* begin EXCERPTED RECORDS *

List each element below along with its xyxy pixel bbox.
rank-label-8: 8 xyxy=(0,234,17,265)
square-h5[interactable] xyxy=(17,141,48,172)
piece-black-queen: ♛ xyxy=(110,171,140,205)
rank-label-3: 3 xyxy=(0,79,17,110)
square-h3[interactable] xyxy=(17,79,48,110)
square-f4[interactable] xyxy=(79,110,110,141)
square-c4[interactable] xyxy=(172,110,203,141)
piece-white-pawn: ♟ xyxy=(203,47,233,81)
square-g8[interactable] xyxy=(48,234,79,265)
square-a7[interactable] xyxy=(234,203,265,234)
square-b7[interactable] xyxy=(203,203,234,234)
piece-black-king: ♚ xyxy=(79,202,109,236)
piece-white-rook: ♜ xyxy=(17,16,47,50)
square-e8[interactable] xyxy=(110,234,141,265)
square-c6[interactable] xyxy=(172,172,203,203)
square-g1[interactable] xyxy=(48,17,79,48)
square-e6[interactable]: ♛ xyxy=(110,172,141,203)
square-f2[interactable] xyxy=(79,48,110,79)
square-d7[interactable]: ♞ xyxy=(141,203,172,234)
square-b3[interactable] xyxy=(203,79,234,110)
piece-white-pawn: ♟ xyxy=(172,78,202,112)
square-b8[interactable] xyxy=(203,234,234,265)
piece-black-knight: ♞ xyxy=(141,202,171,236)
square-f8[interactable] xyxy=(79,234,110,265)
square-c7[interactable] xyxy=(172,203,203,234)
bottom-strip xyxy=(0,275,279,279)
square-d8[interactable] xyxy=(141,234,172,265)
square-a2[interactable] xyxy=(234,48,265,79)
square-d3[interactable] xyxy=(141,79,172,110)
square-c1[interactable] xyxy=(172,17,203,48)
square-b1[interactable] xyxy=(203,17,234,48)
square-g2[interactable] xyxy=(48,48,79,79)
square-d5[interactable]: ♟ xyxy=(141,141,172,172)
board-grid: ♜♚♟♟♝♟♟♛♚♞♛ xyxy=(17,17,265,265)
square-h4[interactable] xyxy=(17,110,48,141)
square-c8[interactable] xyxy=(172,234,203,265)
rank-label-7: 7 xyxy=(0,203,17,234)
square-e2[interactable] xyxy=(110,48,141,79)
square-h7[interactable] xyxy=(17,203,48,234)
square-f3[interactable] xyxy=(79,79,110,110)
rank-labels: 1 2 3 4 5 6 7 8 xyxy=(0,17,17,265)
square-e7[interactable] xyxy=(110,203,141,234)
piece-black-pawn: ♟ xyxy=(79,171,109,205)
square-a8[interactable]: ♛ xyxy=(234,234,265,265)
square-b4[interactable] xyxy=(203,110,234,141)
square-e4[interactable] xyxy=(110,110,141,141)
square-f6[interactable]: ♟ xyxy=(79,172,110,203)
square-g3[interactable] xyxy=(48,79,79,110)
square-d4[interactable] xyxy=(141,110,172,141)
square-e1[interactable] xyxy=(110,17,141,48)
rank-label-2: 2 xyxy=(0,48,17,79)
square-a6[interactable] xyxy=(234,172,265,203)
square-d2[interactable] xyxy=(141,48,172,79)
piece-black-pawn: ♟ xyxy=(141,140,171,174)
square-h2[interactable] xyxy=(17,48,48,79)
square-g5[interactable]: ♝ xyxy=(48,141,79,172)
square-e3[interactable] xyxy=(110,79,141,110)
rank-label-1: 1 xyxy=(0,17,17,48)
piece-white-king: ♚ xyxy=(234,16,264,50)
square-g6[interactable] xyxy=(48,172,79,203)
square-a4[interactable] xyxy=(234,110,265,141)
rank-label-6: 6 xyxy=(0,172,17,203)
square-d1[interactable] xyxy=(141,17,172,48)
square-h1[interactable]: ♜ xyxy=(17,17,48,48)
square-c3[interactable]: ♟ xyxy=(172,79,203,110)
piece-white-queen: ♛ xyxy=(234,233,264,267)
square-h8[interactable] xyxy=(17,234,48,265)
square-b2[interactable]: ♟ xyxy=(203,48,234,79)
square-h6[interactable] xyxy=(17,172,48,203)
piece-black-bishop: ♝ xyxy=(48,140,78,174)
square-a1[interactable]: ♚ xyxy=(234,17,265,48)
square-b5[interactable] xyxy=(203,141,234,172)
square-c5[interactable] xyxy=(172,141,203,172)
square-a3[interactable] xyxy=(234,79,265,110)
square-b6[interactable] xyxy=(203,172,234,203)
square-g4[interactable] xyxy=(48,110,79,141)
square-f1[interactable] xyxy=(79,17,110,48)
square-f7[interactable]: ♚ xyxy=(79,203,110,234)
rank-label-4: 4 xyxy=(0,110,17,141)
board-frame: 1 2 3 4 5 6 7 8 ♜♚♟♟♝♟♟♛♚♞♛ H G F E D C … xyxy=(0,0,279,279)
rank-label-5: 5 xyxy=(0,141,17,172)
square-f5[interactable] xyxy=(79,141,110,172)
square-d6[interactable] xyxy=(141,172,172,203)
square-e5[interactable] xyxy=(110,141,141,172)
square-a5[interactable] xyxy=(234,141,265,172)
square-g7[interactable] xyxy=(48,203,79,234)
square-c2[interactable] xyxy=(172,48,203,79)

* end EXCERPTED RECORDS *

- **WORK INSTRUCTIONS**
Reproduce every line of the listing above, unchanged.

- **EXERCISE RESULT**
List each element below along with its xyxy pixel bbox.
rank-label-8: 8 xyxy=(0,234,17,265)
square-h5[interactable] xyxy=(17,141,48,172)
piece-black-queen: ♛ xyxy=(110,171,140,205)
rank-label-3: 3 xyxy=(0,79,17,110)
square-h3[interactable] xyxy=(17,79,48,110)
square-f4[interactable] xyxy=(79,110,110,141)
square-c4[interactable] xyxy=(172,110,203,141)
piece-white-pawn: ♟ xyxy=(203,47,233,81)
square-g8[interactable] xyxy=(48,234,79,265)
square-a7[interactable] xyxy=(234,203,265,234)
square-b7[interactable] xyxy=(203,203,234,234)
piece-black-king: ♚ xyxy=(79,202,109,236)
piece-white-rook: ♜ xyxy=(17,16,47,50)
square-e8[interactable] xyxy=(110,234,141,265)
square-c6[interactable] xyxy=(172,172,203,203)
square-g1[interactable] xyxy=(48,17,79,48)
square-e6[interactable]: ♛ xyxy=(110,172,141,203)
square-f2[interactable] xyxy=(79,48,110,79)
square-d7[interactable]: ♞ xyxy=(141,203,172,234)
square-b3[interactable] xyxy=(203,79,234,110)
piece-white-pawn: ♟ xyxy=(172,78,202,112)
square-b8[interactable] xyxy=(203,234,234,265)
piece-black-knight: ♞ xyxy=(141,202,171,236)
square-f8[interactable] xyxy=(79,234,110,265)
square-c7[interactable] xyxy=(172,203,203,234)
bottom-strip xyxy=(0,275,279,279)
square-d8[interactable] xyxy=(141,234,172,265)
square-a2[interactable] xyxy=(234,48,265,79)
square-d3[interactable] xyxy=(141,79,172,110)
square-c1[interactable] xyxy=(172,17,203,48)
square-b1[interactable] xyxy=(203,17,234,48)
square-g2[interactable] xyxy=(48,48,79,79)
square-d5[interactable]: ♟ xyxy=(141,141,172,172)
board-grid: ♜♚♟♟♝♟♟♛♚♞♛ xyxy=(17,17,265,265)
square-h4[interactable] xyxy=(17,110,48,141)
square-c8[interactable] xyxy=(172,234,203,265)
rank-label-7: 7 xyxy=(0,203,17,234)
square-e2[interactable] xyxy=(110,48,141,79)
square-h7[interactable] xyxy=(17,203,48,234)
square-f3[interactable] xyxy=(79,79,110,110)
rank-labels: 1 2 3 4 5 6 7 8 xyxy=(0,17,17,265)
square-e7[interactable] xyxy=(110,203,141,234)
piece-black-pawn: ♟ xyxy=(79,171,109,205)
square-a8[interactable]: ♛ xyxy=(234,234,265,265)
square-b4[interactable] xyxy=(203,110,234,141)
square-e4[interactable] xyxy=(110,110,141,141)
square-f6[interactable]: ♟ xyxy=(79,172,110,203)
square-g3[interactable] xyxy=(48,79,79,110)
square-d4[interactable] xyxy=(141,110,172,141)
square-e1[interactable] xyxy=(110,17,141,48)
rank-label-2: 2 xyxy=(0,48,17,79)
square-a6[interactable] xyxy=(234,172,265,203)
square-d2[interactable] xyxy=(141,48,172,79)
piece-black-pawn: ♟ xyxy=(141,140,171,174)
square-h2[interactable] xyxy=(17,48,48,79)
square-g5[interactable]: ♝ xyxy=(48,141,79,172)
square-e3[interactable] xyxy=(110,79,141,110)
rank-label-1: 1 xyxy=(0,17,17,48)
piece-white-king: ♚ xyxy=(234,16,264,50)
square-g6[interactable] xyxy=(48,172,79,203)
square-a4[interactable] xyxy=(234,110,265,141)
rank-label-6: 6 xyxy=(0,172,17,203)
square-d1[interactable] xyxy=(141,17,172,48)
square-h1[interactable]: ♜ xyxy=(17,17,48,48)
square-c3[interactable]: ♟ xyxy=(172,79,203,110)
piece-white-queen: ♛ xyxy=(234,233,264,267)
square-h8[interactable] xyxy=(17,234,48,265)
square-b2[interactable]: ♟ xyxy=(203,48,234,79)
square-h6[interactable] xyxy=(17,172,48,203)
piece-black-bishop: ♝ xyxy=(48,140,78,174)
square-a1[interactable]: ♚ xyxy=(234,17,265,48)
square-b5[interactable] xyxy=(203,141,234,172)
square-c5[interactable] xyxy=(172,141,203,172)
square-a3[interactable] xyxy=(234,79,265,110)
square-b6[interactable] xyxy=(203,172,234,203)
square-g4[interactable] xyxy=(48,110,79,141)
square-f1[interactable] xyxy=(79,17,110,48)
square-f7[interactable]: ♚ xyxy=(79,203,110,234)
rank-label-4: 4 xyxy=(0,110,17,141)
board-frame: 1 2 3 4 5 6 7 8 ♜♚♟♟♝♟♟♛♚♞♛ H G F E D C … xyxy=(0,0,279,279)
rank-label-5: 5 xyxy=(0,141,17,172)
square-f5[interactable] xyxy=(79,141,110,172)
square-d6[interactable] xyxy=(141,172,172,203)
square-e5[interactable] xyxy=(110,141,141,172)
square-a5[interactable] xyxy=(234,141,265,172)
square-g7[interactable] xyxy=(48,203,79,234)
square-c2[interactable] xyxy=(172,48,203,79)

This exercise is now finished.